--- STORED DATA Enclosed Below ---

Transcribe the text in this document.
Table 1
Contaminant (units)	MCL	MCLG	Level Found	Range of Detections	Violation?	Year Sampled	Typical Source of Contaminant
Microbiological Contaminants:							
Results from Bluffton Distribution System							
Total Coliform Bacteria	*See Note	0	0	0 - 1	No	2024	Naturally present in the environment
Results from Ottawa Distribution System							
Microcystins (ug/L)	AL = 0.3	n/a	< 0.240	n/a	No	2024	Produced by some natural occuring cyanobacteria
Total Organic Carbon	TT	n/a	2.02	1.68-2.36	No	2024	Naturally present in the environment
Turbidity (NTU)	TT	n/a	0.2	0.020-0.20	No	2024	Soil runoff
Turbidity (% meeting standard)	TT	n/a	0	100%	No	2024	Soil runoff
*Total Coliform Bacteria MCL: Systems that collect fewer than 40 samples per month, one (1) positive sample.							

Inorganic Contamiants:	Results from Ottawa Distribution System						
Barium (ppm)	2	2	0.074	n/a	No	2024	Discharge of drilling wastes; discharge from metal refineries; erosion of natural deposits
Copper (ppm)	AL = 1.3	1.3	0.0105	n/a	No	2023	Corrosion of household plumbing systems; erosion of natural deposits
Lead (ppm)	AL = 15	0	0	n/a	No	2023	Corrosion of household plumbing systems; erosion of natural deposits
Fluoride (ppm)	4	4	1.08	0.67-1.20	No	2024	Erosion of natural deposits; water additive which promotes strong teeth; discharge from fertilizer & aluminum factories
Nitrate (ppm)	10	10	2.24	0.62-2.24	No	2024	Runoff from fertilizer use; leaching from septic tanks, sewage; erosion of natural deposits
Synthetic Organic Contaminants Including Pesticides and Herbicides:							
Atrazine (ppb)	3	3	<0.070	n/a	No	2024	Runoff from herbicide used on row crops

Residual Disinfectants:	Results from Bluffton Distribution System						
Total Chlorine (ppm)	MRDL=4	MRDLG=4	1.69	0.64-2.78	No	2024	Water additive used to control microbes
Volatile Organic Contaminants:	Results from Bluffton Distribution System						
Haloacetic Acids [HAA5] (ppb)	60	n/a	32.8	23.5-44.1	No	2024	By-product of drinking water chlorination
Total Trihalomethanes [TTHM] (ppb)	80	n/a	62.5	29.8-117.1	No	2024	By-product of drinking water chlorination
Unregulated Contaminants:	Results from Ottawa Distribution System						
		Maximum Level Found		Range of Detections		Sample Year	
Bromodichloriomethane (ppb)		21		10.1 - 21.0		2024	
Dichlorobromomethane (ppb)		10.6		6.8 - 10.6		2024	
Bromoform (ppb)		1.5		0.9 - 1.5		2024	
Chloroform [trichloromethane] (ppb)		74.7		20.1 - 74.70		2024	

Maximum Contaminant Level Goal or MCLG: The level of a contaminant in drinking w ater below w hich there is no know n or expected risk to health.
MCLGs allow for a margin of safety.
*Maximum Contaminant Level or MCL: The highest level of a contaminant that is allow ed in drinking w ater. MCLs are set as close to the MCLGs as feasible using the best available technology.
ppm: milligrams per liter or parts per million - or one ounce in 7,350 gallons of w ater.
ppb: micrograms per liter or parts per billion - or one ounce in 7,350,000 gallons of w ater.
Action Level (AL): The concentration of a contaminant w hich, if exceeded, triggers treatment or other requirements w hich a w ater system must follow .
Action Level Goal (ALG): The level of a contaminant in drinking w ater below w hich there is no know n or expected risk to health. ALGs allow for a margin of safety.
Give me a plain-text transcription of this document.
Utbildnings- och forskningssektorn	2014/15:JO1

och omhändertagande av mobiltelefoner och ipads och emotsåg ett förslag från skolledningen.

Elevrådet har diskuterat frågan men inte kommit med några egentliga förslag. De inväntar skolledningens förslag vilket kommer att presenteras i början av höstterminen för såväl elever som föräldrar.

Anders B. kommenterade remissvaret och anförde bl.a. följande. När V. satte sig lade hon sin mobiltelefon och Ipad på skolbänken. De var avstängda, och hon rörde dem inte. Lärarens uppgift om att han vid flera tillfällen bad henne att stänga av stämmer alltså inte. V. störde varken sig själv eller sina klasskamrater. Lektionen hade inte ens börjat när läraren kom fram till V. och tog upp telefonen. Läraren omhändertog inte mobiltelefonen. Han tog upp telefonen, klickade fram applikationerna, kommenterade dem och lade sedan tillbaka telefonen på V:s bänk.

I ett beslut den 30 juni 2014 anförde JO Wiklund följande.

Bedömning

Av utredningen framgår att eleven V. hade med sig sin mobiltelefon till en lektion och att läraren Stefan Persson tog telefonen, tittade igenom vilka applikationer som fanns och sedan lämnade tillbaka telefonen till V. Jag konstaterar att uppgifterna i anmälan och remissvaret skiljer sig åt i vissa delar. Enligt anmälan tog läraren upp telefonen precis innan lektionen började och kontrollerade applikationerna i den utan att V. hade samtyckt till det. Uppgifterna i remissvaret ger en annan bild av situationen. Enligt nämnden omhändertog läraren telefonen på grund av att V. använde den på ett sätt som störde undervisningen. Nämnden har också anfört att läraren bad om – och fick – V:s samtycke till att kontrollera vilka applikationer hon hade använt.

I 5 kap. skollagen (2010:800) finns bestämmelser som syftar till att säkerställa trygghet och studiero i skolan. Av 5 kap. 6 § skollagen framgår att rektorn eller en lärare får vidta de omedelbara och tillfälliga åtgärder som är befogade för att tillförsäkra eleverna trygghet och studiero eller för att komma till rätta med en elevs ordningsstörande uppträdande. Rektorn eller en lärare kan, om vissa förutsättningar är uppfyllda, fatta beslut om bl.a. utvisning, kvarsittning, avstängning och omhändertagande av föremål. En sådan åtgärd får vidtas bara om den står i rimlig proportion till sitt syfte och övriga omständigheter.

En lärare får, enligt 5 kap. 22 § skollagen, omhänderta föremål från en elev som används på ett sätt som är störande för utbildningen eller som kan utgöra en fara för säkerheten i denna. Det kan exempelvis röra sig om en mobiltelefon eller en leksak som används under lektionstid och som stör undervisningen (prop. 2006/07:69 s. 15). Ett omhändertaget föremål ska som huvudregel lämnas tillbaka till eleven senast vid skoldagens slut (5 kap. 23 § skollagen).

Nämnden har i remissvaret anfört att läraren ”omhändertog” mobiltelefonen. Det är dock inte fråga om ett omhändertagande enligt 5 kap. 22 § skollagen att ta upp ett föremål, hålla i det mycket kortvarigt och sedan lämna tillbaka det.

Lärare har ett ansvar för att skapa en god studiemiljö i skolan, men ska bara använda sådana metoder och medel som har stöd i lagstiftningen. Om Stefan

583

--- End of Enclosed STORED DATA ---

§ **AIM OF THE TASK**
Go through the entries and return each line where the word "know" appears.

§ **OUTPUT**
Maximum Contaminant Level Goal or MCLG: The level of a contaminant in drinking w ater below w hich there is no know n or expected risk to health.
Action Level Goal (ALG): The level of a contaminant in drinking w ater below w hich there is no know n or expected risk to health. ALGs allow for a margin of safety.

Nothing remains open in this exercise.